- [Task brief]: Retype exactly the lines from the line with "What's the underlying" to the end of the data, keeping both boundary lines.

- [Stored data]:
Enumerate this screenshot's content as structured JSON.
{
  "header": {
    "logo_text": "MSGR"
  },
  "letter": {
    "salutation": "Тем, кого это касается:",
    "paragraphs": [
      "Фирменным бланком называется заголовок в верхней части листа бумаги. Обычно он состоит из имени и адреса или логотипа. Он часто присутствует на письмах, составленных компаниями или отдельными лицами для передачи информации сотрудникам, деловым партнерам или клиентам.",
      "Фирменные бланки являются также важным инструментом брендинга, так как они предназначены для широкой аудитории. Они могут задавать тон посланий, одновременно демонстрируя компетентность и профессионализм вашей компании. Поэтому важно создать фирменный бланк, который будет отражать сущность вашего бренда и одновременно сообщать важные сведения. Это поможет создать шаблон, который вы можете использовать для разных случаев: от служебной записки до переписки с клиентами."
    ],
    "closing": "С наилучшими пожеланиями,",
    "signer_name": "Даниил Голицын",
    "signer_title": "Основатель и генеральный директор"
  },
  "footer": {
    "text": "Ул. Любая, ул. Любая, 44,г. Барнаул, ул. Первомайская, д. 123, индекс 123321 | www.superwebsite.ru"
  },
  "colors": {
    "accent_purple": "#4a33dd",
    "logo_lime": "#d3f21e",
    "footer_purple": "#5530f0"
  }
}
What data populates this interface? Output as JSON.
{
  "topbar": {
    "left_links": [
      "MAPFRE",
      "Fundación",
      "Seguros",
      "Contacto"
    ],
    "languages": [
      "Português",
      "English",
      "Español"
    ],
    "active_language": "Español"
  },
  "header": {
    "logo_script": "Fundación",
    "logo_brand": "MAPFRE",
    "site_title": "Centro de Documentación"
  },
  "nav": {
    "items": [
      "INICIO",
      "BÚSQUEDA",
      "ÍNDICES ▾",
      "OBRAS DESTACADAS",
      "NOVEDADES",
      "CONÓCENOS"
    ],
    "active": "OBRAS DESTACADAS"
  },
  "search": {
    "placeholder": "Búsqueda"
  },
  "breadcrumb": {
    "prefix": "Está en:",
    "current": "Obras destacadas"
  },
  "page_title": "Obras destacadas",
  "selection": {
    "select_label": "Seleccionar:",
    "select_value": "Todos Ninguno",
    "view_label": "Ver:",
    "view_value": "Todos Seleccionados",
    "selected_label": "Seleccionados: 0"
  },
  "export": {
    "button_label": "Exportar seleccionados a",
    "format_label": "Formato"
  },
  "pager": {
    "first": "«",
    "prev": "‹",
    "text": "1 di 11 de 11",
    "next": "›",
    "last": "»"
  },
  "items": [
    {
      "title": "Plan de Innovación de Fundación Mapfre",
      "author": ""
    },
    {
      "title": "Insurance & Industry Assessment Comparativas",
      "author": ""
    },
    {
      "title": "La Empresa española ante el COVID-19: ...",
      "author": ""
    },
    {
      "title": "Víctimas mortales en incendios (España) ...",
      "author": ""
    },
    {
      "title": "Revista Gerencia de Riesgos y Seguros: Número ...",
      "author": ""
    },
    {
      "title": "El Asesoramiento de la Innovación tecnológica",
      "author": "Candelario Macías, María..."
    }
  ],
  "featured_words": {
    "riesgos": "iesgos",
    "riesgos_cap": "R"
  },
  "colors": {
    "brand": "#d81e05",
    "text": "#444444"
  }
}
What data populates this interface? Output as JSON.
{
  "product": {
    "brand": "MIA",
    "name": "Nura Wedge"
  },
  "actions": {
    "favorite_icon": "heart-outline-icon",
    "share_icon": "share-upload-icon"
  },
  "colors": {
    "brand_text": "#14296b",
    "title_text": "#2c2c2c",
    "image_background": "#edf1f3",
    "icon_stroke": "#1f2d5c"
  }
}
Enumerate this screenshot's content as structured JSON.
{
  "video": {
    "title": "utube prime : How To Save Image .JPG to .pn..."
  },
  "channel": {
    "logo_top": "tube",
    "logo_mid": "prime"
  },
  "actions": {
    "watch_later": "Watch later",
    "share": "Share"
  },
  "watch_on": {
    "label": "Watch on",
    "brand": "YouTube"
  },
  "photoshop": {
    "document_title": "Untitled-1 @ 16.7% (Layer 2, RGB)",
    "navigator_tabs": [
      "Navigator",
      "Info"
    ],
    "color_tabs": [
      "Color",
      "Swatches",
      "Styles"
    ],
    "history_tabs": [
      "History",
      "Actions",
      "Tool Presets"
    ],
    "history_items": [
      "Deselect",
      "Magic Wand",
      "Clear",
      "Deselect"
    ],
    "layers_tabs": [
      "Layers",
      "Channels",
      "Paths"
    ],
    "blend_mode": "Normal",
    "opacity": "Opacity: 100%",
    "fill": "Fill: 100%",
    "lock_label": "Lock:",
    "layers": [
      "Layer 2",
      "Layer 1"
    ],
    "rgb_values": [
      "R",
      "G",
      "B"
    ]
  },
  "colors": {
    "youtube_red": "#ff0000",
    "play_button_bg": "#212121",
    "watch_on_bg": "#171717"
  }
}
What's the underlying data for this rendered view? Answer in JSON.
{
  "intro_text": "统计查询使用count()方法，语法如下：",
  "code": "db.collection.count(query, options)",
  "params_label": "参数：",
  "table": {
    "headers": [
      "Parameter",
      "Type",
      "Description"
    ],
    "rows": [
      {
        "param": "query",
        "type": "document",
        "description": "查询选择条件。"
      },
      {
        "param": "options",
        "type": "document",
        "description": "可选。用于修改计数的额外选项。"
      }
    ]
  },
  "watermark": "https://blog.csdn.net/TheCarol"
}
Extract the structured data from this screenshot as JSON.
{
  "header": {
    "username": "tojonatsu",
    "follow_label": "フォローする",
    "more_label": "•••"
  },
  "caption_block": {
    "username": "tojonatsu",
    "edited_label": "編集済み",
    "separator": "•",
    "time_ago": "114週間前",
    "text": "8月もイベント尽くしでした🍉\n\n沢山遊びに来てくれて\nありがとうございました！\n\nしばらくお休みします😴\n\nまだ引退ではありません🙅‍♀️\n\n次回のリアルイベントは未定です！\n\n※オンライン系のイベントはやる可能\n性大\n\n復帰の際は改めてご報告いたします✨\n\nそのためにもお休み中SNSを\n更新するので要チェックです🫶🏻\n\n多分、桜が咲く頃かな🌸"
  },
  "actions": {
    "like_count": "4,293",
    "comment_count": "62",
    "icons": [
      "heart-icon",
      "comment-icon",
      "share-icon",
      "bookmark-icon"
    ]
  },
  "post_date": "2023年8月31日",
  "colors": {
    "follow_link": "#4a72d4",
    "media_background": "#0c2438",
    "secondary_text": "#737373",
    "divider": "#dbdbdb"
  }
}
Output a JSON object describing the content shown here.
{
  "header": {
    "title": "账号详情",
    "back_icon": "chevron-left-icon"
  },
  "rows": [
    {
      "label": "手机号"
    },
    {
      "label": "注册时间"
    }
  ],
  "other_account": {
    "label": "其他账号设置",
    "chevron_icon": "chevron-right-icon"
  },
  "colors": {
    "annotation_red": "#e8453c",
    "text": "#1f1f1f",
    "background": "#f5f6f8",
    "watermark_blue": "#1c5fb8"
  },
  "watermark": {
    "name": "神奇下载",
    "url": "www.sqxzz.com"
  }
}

- [Final result]:
What's the underlying data for this rendered view? Answer in JSON.
{
  "intro_text": "统计查询使用count()方法，语法如下：",
  "code": "db.collection.count(query, options)",
  "params_label": "参数：",
  "table": {
    "headers": [
      "Parameter",
      "Type",
      "Description"
    ],
    "rows": [
      {
        "param": "query",
        "type": "document",
        "description": "查询选择条件。"
      },
      {
        "param": "options",
        "type": "document",
        "description": "可选。用于修改计数的额外选项。"
      }
    ]
  },
  "watermark": "https://blog.csdn.net/TheCarol"
}
Extract the structured data from this screenshot as JSON.
{
  "header": {
    "username": "tojonatsu",
    "follow_label": "フォローする",
    "more_label": "•••"
  },
  "caption_block": {
    "username": "tojonatsu",
    "edited_label": "編集済み",
    "separator": "•",
    "time_ago": "114週間前",
    "text": "8月もイベント尽くしでした🍉\n\n沢山遊びに来てくれて\nありがとうございました！\n\nしばらくお休みします😴\n\nまだ引退ではありません🙅‍♀️\n\n次回のリアルイベントは未定です！\n\n※オンライン系のイベントはやる可能\n性大\n\n復帰の際は改めてご報告いたします✨\n\nそのためにもお休み中SNSを\n更新するので要チェックです🫶🏻\n\n多分、桜が咲く頃かな🌸"
  },
  "actions": {
    "like_count": "4,293",
    "comment_count": "62",
    "icons": [
      "heart-icon",
      "comment-icon",
      "share-icon",
      "bookmark-icon"
    ]
  },
  "post_date": "2023年8月31日",
  "colors": {
    "follow_link": "#4a72d4",
    "media_background": "#0c2438",
    "secondary_text": "#737373",
    "divider": "#dbdbdb"
  }
}
Output a JSON object describing the content shown here.
{
  "header": {
    "title": "账号详情",
    "back_icon": "chevron-left-icon"
  },
  "rows": [
    {
      "label": "手机号"
    },
    {
      "label": "注册时间"
    }
  ],
  "other_account": {
    "label": "其他账号设置",
    "chevron_icon": "chevron-right-icon"
  },
  "colors": {
    "annotation_red": "#e8453c",
    "text": "#1f1f1f",
    "background": "#f5f6f8",
    "watermark_blue": "#1c5fb8"
  },
  "watermark": {
    "name": "神奇下载",
    "url": "www.sqxzz.com"
  }
}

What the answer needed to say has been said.